[Extracted data entries]
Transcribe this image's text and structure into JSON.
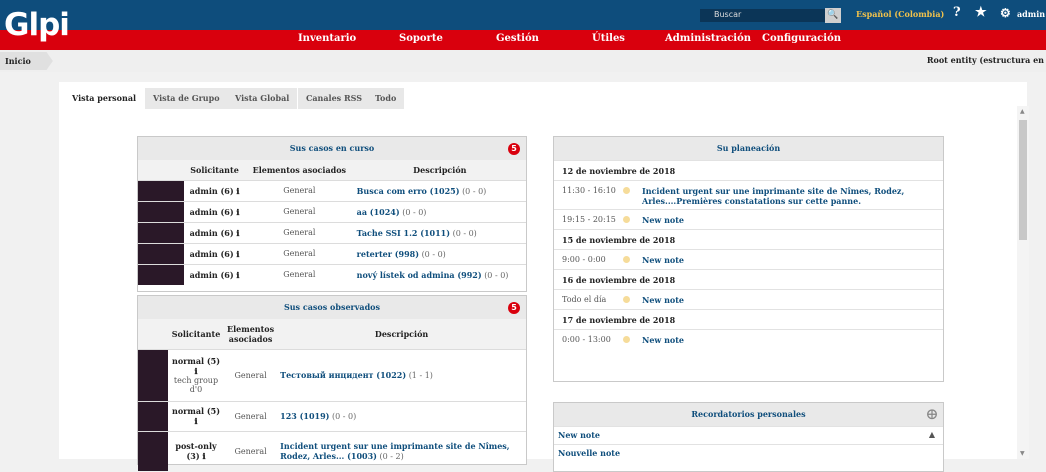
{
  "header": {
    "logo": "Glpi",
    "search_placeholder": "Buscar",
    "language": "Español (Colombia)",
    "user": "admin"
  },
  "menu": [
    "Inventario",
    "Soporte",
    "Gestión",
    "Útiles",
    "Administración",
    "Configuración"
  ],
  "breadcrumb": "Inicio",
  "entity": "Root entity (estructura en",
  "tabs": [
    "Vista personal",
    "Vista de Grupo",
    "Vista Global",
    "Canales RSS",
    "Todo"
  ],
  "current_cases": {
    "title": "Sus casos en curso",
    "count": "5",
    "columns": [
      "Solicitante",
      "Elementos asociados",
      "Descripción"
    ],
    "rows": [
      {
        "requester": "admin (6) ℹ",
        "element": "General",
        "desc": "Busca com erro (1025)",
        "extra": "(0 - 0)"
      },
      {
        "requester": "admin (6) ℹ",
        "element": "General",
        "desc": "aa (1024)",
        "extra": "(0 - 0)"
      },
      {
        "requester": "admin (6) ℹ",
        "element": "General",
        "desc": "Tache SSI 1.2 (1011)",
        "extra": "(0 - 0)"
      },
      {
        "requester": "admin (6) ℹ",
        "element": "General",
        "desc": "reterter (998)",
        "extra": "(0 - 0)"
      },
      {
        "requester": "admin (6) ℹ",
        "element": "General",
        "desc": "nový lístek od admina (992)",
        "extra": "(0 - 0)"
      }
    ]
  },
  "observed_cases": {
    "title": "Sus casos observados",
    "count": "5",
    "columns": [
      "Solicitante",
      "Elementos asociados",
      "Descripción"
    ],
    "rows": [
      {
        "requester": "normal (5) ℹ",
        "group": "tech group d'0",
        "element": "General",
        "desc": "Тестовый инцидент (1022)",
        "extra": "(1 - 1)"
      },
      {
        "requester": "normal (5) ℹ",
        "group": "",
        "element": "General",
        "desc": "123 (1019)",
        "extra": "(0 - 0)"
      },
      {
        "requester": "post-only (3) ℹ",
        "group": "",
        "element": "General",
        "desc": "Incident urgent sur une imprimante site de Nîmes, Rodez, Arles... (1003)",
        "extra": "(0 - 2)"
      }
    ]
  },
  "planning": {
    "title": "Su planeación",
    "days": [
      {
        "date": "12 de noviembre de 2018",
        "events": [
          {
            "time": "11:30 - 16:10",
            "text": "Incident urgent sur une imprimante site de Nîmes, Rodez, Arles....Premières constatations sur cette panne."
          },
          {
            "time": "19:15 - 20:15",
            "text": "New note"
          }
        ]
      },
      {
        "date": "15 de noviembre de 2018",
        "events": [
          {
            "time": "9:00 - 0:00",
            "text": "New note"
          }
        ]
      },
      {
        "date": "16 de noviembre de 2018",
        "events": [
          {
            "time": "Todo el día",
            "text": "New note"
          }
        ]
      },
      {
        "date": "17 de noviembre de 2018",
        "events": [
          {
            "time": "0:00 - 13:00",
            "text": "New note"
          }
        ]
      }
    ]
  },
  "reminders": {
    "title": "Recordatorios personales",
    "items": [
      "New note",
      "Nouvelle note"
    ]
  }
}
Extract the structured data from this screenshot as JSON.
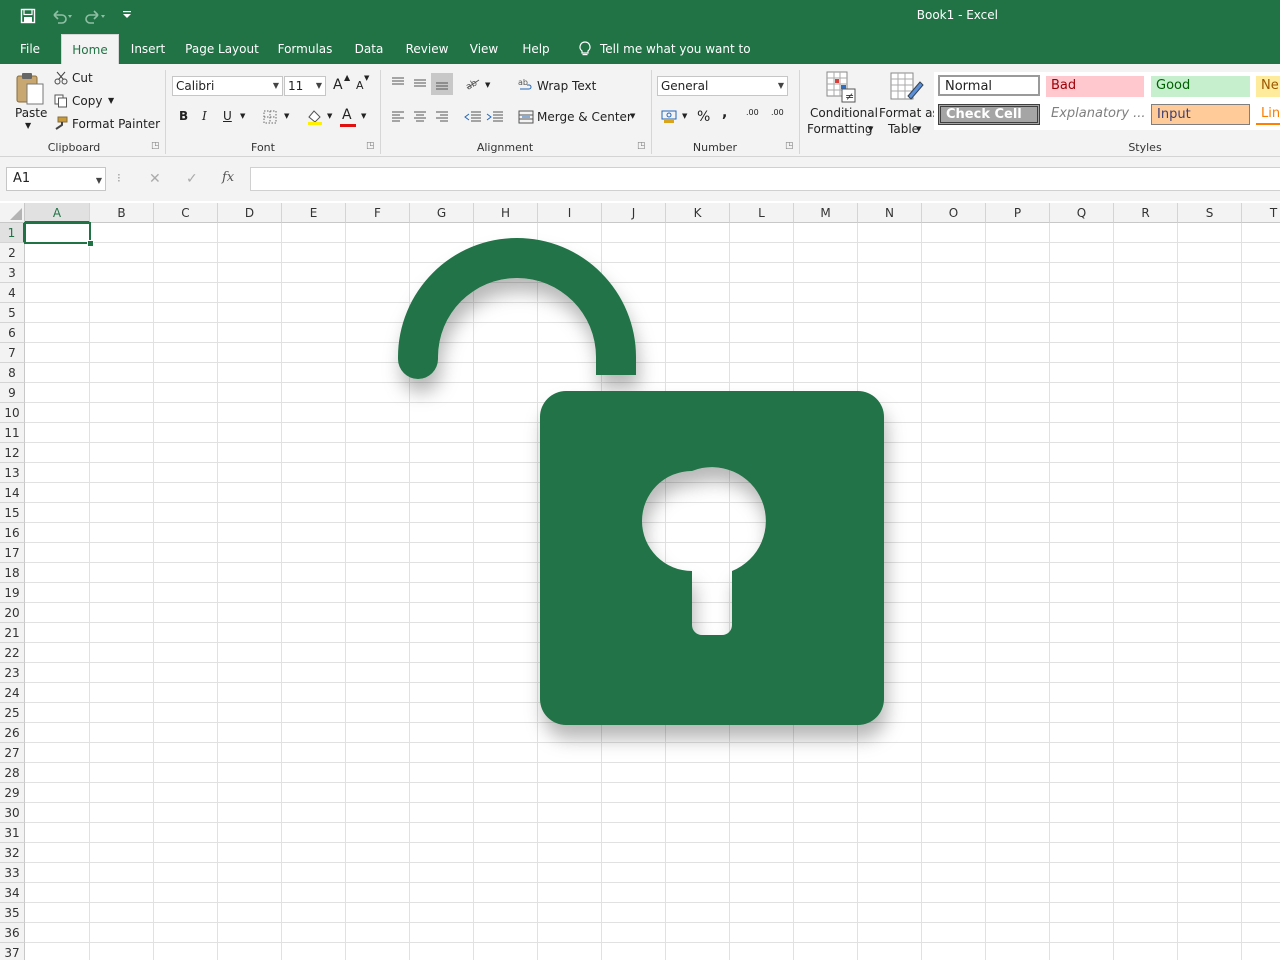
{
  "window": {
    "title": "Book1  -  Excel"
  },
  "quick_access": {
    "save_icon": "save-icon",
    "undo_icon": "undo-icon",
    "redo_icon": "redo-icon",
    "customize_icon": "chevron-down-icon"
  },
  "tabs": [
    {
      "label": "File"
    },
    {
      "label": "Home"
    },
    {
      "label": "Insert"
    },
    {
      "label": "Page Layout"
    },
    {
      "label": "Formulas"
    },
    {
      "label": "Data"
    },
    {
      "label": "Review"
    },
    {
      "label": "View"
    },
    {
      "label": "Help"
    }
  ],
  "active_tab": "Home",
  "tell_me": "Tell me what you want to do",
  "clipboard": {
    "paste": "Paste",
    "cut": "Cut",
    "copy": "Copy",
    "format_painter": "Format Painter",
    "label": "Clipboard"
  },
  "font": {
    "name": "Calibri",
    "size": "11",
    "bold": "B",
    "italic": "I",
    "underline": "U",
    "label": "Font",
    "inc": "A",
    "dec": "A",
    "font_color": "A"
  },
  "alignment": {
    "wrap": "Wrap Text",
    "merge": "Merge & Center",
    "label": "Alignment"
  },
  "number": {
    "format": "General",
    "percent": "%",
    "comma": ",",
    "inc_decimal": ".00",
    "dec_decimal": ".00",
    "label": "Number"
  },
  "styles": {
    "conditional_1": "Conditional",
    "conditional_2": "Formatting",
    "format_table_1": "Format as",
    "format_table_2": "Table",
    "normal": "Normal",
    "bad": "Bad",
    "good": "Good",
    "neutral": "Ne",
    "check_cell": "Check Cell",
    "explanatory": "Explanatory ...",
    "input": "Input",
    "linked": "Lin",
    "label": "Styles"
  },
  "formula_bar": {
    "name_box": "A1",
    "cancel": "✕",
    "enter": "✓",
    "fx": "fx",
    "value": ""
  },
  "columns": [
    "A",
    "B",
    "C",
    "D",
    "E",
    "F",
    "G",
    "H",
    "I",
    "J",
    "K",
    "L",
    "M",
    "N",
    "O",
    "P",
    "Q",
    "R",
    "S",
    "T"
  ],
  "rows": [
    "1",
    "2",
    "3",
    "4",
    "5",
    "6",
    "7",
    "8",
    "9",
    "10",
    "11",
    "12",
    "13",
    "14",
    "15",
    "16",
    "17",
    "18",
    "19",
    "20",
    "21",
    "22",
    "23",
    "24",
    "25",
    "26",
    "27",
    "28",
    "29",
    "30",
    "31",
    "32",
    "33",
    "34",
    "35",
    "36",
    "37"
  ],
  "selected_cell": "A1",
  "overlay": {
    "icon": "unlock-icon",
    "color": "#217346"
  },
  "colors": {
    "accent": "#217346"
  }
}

◆ Work instructions:
What is the number of lines that hold the string "Arles"? Reply with that number alone.

◆ Written solution:
2